Stored data:
_ _ _ _ _ _ _
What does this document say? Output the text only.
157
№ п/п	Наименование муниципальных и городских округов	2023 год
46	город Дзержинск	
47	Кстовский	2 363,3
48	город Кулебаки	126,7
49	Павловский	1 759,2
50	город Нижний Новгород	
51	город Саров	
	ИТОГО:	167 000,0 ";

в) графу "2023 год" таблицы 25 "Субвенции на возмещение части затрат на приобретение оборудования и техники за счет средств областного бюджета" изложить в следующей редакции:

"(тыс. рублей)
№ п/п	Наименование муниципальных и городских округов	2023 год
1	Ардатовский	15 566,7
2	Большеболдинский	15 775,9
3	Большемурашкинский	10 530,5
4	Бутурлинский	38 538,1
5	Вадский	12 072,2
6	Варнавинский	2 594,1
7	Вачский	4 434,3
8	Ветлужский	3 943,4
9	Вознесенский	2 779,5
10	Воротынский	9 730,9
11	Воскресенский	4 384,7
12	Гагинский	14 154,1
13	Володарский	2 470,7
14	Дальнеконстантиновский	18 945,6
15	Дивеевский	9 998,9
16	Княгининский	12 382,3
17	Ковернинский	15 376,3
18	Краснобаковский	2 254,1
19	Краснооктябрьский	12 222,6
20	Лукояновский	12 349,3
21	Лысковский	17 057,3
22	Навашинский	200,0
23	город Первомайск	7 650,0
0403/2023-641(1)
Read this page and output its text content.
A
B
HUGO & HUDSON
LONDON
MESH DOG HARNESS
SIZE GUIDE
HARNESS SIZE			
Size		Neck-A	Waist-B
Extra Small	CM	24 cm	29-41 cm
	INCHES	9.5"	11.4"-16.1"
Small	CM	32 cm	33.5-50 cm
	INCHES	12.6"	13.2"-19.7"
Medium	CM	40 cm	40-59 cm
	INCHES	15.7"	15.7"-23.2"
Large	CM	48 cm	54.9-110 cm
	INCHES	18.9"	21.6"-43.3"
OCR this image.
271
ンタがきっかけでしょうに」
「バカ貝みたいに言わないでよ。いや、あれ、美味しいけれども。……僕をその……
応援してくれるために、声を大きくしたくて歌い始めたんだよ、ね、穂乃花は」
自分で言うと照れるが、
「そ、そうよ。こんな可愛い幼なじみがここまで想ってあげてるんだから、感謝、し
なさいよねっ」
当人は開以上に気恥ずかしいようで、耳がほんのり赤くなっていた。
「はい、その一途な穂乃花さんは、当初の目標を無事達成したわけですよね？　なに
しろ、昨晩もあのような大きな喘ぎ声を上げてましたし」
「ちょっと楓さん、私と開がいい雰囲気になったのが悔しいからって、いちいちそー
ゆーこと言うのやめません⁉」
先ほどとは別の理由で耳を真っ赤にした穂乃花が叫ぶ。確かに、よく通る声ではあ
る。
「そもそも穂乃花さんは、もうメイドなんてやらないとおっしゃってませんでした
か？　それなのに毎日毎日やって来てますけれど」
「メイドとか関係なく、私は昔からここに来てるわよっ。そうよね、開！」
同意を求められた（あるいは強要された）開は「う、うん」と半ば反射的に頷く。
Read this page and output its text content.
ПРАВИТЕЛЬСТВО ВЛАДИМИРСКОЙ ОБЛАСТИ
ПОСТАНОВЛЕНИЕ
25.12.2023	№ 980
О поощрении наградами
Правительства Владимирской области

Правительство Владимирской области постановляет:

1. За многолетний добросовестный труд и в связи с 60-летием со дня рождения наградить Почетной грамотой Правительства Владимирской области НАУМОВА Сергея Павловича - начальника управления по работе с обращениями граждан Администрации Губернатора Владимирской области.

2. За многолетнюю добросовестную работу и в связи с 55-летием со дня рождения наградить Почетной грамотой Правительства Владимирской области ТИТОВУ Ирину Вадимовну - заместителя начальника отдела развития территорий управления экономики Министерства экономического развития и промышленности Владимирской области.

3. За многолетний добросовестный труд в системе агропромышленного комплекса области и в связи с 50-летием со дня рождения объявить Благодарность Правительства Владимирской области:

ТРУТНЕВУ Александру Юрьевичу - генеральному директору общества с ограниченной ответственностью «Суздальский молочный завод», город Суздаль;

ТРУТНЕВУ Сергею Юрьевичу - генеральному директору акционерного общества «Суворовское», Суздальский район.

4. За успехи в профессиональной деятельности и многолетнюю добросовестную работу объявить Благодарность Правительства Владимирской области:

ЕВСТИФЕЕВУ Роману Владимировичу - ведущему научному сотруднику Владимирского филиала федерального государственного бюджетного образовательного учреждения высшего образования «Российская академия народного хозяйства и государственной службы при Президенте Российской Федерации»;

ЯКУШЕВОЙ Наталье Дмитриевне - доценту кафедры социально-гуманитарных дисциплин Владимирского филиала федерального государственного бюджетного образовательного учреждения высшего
_ _ _ _ _ _ _
**PROBLEM TO WORK ON**
Which lines hold the string "Small"? Copy all of them from the data above.

**RESULT OF THE EXERCISE**
Extra Small	CM	24 cm	29-41 cm
Small	CM	32 cm	33.5-50 cm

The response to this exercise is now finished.